### Task description
Extract each line of the data below exactly as written.

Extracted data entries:
......
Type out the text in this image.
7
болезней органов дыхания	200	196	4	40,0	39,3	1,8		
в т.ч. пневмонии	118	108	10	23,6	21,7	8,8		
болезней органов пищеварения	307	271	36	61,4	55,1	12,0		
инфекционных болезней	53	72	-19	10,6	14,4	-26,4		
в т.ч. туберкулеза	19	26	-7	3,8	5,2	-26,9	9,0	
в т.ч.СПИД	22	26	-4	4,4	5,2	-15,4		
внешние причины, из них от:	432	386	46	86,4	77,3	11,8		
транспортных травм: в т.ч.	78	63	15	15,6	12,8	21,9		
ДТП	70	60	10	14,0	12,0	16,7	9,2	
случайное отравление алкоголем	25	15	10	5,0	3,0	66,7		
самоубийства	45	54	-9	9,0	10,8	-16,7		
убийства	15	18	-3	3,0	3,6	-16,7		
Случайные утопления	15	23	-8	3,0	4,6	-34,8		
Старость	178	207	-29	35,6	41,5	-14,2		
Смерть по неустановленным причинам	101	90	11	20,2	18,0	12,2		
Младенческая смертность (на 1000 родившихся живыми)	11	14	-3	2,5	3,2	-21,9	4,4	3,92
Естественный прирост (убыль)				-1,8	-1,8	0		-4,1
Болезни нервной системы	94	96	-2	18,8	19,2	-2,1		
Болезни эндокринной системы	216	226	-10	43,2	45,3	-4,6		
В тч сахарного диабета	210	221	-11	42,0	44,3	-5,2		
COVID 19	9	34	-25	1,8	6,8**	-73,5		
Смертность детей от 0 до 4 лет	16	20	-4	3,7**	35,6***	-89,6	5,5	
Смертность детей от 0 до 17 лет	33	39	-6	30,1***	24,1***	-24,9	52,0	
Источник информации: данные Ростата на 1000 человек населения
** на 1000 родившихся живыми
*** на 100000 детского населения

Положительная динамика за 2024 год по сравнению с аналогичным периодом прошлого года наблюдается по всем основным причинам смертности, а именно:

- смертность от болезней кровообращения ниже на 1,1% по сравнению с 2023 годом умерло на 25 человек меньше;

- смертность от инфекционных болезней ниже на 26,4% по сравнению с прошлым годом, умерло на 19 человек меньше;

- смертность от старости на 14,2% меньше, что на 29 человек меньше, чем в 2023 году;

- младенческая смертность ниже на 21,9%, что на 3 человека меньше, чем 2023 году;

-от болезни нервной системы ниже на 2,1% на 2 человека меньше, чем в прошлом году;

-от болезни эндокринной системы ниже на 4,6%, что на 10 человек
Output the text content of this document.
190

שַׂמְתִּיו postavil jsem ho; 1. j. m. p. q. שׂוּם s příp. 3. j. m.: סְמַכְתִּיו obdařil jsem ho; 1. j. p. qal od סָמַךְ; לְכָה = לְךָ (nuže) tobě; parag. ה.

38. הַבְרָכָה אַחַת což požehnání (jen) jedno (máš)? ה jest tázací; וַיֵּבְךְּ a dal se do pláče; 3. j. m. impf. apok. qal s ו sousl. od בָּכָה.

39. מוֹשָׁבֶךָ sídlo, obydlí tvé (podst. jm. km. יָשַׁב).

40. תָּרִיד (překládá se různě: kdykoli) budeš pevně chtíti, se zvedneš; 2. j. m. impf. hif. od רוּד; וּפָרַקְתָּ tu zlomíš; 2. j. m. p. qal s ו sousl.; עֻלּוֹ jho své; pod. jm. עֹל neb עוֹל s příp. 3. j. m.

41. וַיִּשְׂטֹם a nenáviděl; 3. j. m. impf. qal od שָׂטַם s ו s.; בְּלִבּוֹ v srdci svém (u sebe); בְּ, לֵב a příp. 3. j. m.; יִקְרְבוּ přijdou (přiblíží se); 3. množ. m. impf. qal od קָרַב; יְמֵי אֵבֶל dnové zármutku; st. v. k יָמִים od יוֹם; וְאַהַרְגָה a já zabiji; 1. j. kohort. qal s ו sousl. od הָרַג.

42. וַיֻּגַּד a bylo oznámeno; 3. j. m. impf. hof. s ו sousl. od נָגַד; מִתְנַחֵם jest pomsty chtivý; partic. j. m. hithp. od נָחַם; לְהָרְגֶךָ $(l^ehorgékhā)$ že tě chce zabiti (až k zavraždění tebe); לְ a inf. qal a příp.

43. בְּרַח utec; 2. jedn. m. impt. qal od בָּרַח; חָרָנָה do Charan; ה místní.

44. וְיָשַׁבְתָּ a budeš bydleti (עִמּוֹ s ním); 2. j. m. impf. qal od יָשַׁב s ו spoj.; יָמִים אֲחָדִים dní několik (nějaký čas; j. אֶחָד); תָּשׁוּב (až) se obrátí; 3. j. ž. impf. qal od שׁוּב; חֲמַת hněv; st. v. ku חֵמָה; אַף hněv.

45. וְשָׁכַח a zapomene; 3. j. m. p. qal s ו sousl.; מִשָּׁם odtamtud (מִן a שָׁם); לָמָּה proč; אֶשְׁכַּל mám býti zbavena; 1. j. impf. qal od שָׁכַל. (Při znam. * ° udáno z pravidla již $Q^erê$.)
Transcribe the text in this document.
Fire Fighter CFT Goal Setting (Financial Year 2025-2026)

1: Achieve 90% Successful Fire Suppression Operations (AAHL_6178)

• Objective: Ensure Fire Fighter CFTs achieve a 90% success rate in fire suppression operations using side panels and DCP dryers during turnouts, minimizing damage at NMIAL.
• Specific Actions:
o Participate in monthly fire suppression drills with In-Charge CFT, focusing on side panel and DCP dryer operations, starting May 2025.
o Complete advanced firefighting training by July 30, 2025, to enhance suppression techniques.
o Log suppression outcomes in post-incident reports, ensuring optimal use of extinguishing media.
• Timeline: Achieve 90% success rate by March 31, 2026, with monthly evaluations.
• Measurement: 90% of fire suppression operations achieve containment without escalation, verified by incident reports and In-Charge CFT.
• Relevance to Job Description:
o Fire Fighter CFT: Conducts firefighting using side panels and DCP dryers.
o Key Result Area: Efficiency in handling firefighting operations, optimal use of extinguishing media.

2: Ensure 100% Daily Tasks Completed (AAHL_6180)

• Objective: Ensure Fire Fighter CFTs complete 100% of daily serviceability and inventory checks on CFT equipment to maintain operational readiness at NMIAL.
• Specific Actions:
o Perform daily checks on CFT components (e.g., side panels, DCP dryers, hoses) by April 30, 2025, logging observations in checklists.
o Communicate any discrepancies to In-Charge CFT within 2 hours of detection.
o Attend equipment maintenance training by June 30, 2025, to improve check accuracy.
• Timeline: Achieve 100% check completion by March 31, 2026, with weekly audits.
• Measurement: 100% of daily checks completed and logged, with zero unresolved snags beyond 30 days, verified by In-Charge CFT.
......
### Final result
Type out the text in this image.
7
болезней органов дыхания	200	196	4	40,0	39,3	1,8		
в т.ч. пневмонии	118	108	10	23,6	21,7	8,8		
болезней органов пищеварения	307	271	36	61,4	55,1	12,0		
инфекционных болезней	53	72	-19	10,6	14,4	-26,4		
в т.ч. туберкулеза	19	26	-7	3,8	5,2	-26,9	9,0	
в т.ч.СПИД	22	26	-4	4,4	5,2	-15,4		
внешние причины, из них от:	432	386	46	86,4	77,3	11,8		
транспортных травм: в т.ч.	78	63	15	15,6	12,8	21,9		
ДТП	70	60	10	14,0	12,0	16,7	9,2	
случайное отравление алкоголем	25	15	10	5,0	3,0	66,7		
самоубийства	45	54	-9	9,0	10,8	-16,7		
убийства	15	18	-3	3,0	3,6	-16,7		
Случайные утопления	15	23	-8	3,0	4,6	-34,8		
Старость	178	207	-29	35,6	41,5	-14,2		
Смерть по неустановленным причинам	101	90	11	20,2	18,0	12,2		
Младенческая смертность (на 1000 родившихся живыми)	11	14	-3	2,5	3,2	-21,9	4,4	3,92
Естественный прирост (убыль)				-1,8	-1,8	0		-4,1
Болезни нервной системы	94	96	-2	18,8	19,2	-2,1		
Болезни эндокринной системы	216	226	-10	43,2	45,3	-4,6		
В тч сахарного диабета	210	221	-11	42,0	44,3	-5,2		
COVID 19	9	34	-25	1,8	6,8**	-73,5		
Смертность детей от 0 до 4 лет	16	20	-4	3,7**	35,6***	-89,6	5,5	
Смертность детей от 0 до 17 лет	33	39	-6	30,1***	24,1***	-24,9	52,0	
Источник информации: данные Ростата на 1000 человек населения
** на 1000 родившихся живыми
*** на 100000 детского населения

Положительная динамика за 2024 год по сравнению с аналогичным периодом прошлого года наблюдается по всем основным причинам смертности, а именно:

- смертность от болезней кровообращения ниже на 1,1% по сравнению с 2023 годом умерло на 25 человек меньше;

- смертность от инфекционных болезней ниже на 26,4% по сравнению с прошлым годом, умерло на 19 человек меньше;

- смертность от старости на 14,2% меньше, что на 29 человек меньше, чем в 2023 году;

- младенческая смертность ниже на 21,9%, что на 3 человека меньше, чем 2023 году;

-от болезни нервной системы ниже на 2,1% на 2 человека меньше, чем в прошлом году;

-от болезни эндокринной системы ниже на 4,6%, что на 10 человек
Output the text content of this document.
190

שַׂמְתִּיו postavil jsem ho; 1. j. m. p. q. שׂוּם s příp. 3. j. m.: סְמַכְתִּיו obdařil jsem ho; 1. j. p. qal od סָמַךְ; לְכָה = לְךָ (nuže) tobě; parag. ה.

38. הַבְרָכָה אַחַת což požehnání (jen) jedno (máš)? ה jest tázací; וַיֵּבְךְּ a dal se do pláče; 3. j. m. impf. apok. qal s ו sousl. od בָּכָה.

39. מוֹשָׁבֶךָ sídlo, obydlí tvé (podst. jm. km. יָשַׁב).

40. תָּרִיד (překládá se různě: kdykoli) budeš pevně chtíti, se zvedneš; 2. j. m. impf. hif. od רוּד; וּפָרַקְתָּ tu zlomíš; 2. j. m. p. qal s ו sousl.; עֻלּוֹ jho své; pod. jm. עֹל neb עוֹל s příp. 3. j. m.

41. וַיִּשְׂטֹם a nenáviděl; 3. j. m. impf. qal od שָׂטַם s ו s.; בְּלִבּוֹ v srdci svém (u sebe); בְּ, לֵב a příp. 3. j. m.; יִקְרְבוּ přijdou (přiblíží se); 3. množ. m. impf. qal od קָרַב; יְמֵי אֵבֶל dnové zármutku; st. v. k יָמִים od יוֹם; וְאַהַרְגָה a já zabiji; 1. j. kohort. qal s ו sousl. od הָרַג.

42. וַיֻּגַּד a bylo oznámeno; 3. j. m. impf. hof. s ו sousl. od נָגַד; מִתְנַחֵם jest pomsty chtivý; partic. j. m. hithp. od נָחַם; לְהָרְגֶךָ $(l^ehorgékhā)$ že tě chce zabiti (až k zavraždění tebe); לְ a inf. qal a příp.

43. בְּרַח utec; 2. jedn. m. impt. qal od בָּרַח; חָרָנָה do Charan; ה místní.

44. וְיָשַׁבְתָּ a budeš bydleti (עִמּוֹ s ním); 2. j. m. impf. qal od יָשַׁב s ו spoj.; יָמִים אֲחָדִים dní několik (nějaký čas; j. אֶחָד); תָּשׁוּב (až) se obrátí; 3. j. ž. impf. qal od שׁוּב; חֲמַת hněv; st. v. ku חֵמָה; אַף hněv.

45. וְשָׁכַח a zapomene; 3. j. m. p. qal s ו sousl.; מִשָּׁם odtamtud (מִן a שָׁם); לָמָּה proč; אֶשְׁכַּל mám býti zbavena; 1. j. impf. qal od שָׁכַל. (Při znam. * ° udáno z pravidla již $Q^erê$.)
Transcribe the text in this document.
Fire Fighter CFT Goal Setting (Financial Year 2025-2026)

1: Achieve 90% Successful Fire Suppression Operations (AAHL_6178)

• Objective: Ensure Fire Fighter CFTs achieve a 90% success rate in fire suppression operations using side panels and DCP dryers during turnouts, minimizing damage at NMIAL.
• Specific Actions:
o Participate in monthly fire suppression drills with In-Charge CFT, focusing on side panel and DCP dryer operations, starting May 2025.
o Complete advanced firefighting training by July 30, 2025, to enhance suppression techniques.
o Log suppression outcomes in post-incident reports, ensuring optimal use of extinguishing media.
• Timeline: Achieve 90% success rate by March 31, 2026, with monthly evaluations.
• Measurement: 90% of fire suppression operations achieve containment without escalation, verified by incident reports and In-Charge CFT.
• Relevance to Job Description:
o Fire Fighter CFT: Conducts firefighting using side panels and DCP dryers.
o Key Result Area: Efficiency in handling firefighting operations, optimal use of extinguishing media.

2: Ensure 100% Daily Tasks Completed (AAHL_6180)

• Objective: Ensure Fire Fighter CFTs complete 100% of daily serviceability and inventory checks on CFT equipment to maintain operational readiness at NMIAL.
• Specific Actions:
o Perform daily checks on CFT components (e.g., side panels, DCP dryers, hoses) by April 30, 2025, logging observations in checklists.
o Communicate any discrepancies to In-Charge CFT within 2 hours of detection.
o Attend equipment maintenance training by June 30, 2025, to improve check accuracy.
• Timeline: Achieve 100% check completion by March 31, 2026, with weekly audits.
• Measurement: 100% of daily checks completed and logged, with zero unresolved snags beyond 30 days, verified by In-Charge CFT.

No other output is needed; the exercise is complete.